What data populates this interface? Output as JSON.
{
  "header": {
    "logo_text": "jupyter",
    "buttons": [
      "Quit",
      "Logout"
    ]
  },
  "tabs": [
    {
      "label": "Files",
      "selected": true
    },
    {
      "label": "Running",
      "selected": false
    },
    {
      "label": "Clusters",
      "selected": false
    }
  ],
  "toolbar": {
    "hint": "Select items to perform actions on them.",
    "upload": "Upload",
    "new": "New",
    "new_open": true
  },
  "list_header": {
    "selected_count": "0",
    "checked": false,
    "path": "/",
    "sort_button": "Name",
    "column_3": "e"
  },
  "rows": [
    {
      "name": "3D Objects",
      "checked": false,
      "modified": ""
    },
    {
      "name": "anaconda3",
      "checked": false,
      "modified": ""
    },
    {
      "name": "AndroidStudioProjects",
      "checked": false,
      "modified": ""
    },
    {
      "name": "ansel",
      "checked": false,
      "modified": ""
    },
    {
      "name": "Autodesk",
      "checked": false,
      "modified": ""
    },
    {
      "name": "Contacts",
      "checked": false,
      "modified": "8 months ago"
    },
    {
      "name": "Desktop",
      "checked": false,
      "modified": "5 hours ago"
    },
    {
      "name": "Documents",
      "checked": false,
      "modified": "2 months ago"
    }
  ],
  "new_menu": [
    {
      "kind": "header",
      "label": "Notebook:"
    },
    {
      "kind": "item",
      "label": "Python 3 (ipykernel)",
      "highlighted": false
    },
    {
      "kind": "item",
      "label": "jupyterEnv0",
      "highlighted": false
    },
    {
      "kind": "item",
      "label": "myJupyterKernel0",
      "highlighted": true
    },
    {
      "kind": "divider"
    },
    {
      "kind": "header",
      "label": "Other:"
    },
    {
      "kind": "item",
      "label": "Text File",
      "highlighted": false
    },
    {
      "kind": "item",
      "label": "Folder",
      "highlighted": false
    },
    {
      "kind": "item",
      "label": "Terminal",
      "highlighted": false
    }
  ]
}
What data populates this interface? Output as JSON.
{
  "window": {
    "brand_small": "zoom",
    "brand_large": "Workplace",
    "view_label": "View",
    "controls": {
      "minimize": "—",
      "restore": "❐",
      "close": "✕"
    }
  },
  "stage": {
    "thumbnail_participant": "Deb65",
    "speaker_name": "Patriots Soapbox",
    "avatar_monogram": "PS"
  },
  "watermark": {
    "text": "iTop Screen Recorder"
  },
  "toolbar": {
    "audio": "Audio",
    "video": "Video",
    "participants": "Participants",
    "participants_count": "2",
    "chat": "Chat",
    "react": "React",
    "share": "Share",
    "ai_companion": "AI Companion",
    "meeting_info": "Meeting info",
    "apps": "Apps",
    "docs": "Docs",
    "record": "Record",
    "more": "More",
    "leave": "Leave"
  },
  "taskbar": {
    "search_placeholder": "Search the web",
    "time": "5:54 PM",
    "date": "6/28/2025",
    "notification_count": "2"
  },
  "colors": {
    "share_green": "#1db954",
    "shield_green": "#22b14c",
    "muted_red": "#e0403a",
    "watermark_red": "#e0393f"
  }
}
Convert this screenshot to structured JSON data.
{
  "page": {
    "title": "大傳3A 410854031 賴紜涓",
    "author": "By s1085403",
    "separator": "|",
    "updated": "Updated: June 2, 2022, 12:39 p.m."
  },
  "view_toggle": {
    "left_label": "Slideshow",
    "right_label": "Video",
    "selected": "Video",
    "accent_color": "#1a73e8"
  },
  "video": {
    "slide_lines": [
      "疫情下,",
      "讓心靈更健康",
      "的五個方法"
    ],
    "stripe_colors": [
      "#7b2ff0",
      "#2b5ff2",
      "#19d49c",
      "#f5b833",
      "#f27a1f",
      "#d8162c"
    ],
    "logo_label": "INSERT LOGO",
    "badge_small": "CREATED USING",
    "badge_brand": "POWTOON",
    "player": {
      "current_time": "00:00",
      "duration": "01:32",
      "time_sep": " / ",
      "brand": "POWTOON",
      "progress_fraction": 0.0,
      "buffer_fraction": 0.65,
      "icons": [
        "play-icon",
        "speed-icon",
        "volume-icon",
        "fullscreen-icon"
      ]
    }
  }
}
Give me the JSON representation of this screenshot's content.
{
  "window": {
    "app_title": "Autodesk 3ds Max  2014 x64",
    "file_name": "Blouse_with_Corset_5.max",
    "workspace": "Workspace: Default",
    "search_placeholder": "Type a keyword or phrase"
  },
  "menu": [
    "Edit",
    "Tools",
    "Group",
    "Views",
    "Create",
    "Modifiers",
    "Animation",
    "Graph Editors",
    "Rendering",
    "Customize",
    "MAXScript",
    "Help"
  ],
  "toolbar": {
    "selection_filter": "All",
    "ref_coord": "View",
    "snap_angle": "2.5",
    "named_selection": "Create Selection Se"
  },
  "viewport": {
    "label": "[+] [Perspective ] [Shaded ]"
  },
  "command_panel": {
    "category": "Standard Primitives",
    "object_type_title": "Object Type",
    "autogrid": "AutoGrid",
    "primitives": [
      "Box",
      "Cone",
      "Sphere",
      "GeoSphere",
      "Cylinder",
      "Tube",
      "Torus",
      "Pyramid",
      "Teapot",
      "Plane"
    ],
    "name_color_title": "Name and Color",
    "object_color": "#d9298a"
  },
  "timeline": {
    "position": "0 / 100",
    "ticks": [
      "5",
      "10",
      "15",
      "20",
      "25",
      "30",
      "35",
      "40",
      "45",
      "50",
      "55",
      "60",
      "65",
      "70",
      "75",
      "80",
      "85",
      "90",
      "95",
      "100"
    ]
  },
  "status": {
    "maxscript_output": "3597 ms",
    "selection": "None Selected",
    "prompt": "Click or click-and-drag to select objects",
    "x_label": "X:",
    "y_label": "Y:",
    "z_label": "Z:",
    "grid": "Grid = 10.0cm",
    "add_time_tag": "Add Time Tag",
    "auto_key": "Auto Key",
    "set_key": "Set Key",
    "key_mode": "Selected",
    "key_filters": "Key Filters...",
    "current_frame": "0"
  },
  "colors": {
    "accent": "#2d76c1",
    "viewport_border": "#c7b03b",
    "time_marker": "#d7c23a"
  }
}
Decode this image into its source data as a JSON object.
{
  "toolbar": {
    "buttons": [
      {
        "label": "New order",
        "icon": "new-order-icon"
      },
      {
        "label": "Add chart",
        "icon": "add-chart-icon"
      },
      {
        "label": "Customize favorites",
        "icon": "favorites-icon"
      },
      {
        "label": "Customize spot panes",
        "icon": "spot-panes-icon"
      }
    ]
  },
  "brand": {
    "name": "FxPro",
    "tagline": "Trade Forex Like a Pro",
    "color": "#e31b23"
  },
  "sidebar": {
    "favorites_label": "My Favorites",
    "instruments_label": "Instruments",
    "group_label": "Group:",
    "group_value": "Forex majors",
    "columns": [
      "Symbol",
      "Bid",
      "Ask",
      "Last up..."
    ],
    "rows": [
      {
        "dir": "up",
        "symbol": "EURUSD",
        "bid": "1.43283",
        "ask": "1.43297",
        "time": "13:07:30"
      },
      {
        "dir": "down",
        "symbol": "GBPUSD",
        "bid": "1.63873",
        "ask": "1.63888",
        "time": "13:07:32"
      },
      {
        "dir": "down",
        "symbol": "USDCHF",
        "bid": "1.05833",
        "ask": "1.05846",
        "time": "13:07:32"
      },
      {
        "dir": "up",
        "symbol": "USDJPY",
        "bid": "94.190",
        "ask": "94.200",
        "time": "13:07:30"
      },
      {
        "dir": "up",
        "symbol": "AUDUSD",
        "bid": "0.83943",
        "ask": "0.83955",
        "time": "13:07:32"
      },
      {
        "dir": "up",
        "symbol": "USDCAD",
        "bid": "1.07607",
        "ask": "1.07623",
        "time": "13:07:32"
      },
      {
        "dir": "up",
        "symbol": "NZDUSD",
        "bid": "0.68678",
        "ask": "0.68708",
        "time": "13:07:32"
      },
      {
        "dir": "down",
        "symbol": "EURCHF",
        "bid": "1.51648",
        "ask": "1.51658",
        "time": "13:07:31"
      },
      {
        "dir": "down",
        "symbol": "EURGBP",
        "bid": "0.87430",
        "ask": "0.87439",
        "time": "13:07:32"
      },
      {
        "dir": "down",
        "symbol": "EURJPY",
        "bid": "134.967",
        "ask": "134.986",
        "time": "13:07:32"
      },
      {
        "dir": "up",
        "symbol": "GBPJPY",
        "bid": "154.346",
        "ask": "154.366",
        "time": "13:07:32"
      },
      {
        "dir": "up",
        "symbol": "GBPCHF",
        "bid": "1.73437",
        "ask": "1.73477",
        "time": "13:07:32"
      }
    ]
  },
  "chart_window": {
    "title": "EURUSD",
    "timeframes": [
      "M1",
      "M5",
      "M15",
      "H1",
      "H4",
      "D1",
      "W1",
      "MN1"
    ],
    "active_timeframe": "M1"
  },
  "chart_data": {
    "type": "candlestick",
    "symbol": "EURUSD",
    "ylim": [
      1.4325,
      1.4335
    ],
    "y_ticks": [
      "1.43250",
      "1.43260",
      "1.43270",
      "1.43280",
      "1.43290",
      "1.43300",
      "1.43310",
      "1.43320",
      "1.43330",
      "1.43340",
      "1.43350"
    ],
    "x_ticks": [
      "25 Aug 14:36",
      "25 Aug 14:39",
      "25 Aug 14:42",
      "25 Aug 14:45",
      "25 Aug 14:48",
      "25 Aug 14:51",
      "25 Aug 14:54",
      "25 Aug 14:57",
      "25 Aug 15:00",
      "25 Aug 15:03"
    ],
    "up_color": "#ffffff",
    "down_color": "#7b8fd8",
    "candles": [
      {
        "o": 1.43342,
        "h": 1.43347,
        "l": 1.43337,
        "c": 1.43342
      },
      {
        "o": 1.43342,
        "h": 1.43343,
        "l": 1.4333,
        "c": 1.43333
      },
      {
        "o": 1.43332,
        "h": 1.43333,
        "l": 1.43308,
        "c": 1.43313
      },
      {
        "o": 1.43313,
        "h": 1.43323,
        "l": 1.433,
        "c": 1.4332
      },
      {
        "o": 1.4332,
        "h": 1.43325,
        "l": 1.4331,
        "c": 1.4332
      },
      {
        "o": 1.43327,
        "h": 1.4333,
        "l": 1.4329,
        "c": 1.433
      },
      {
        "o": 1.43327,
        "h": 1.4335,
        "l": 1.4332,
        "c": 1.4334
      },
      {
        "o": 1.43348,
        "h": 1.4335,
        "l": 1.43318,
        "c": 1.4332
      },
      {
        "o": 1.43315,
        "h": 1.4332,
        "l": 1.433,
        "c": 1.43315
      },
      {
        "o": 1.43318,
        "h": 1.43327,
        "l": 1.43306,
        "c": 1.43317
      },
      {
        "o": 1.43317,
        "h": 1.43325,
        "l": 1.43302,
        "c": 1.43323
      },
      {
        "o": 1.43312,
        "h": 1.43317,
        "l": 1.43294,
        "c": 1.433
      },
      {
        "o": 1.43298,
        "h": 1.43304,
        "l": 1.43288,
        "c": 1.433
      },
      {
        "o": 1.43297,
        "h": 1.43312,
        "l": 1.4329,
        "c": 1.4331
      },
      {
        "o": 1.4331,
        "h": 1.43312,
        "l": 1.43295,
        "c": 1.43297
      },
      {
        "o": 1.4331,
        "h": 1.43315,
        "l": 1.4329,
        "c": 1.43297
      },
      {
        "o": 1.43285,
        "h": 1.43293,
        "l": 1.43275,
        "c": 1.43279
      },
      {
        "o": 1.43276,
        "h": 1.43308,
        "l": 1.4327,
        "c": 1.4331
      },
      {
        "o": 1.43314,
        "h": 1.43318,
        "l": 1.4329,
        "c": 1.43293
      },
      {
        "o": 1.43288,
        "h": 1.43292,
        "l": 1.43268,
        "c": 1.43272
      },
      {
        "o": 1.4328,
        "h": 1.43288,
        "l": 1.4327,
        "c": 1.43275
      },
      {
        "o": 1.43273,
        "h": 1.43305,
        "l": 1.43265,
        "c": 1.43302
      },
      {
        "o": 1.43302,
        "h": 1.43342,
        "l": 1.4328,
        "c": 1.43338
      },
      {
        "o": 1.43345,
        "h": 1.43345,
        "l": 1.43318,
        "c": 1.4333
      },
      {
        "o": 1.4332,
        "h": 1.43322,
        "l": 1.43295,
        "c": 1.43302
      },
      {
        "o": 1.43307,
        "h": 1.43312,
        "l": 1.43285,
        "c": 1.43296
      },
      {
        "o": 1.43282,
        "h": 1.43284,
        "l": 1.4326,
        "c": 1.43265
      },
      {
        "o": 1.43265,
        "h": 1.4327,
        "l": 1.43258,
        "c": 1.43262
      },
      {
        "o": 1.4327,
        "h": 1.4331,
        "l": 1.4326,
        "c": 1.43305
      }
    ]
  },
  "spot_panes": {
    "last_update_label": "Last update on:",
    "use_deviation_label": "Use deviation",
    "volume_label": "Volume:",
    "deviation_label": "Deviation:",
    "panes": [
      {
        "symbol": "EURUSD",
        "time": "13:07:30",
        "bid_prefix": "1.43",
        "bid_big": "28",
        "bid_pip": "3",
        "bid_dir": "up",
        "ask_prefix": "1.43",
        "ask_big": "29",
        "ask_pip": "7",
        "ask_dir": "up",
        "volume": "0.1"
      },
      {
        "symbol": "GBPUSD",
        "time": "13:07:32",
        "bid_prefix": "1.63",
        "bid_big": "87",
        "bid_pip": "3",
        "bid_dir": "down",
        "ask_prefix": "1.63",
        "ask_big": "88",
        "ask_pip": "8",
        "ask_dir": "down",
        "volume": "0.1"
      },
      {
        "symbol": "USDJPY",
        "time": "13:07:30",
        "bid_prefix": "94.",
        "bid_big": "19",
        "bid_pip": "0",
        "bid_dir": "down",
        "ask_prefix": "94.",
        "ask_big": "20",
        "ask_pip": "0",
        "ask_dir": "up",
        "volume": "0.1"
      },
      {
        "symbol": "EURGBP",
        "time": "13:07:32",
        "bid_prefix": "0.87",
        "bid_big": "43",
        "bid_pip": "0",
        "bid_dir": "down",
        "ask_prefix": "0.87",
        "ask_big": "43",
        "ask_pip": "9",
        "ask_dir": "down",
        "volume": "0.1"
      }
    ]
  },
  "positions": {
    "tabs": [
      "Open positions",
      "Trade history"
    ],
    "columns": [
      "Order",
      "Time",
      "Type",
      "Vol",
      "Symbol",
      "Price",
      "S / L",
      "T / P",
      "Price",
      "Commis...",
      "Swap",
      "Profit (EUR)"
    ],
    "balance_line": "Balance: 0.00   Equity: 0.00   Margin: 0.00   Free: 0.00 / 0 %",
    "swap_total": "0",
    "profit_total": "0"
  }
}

★ ★ ★ ★

** Do this **
Find the string "Forex" in the entries above and return each line that holds it.

** Solution **
    "tagline": "Trade Forex Like a Pro",
    "group_value": "Forex majors",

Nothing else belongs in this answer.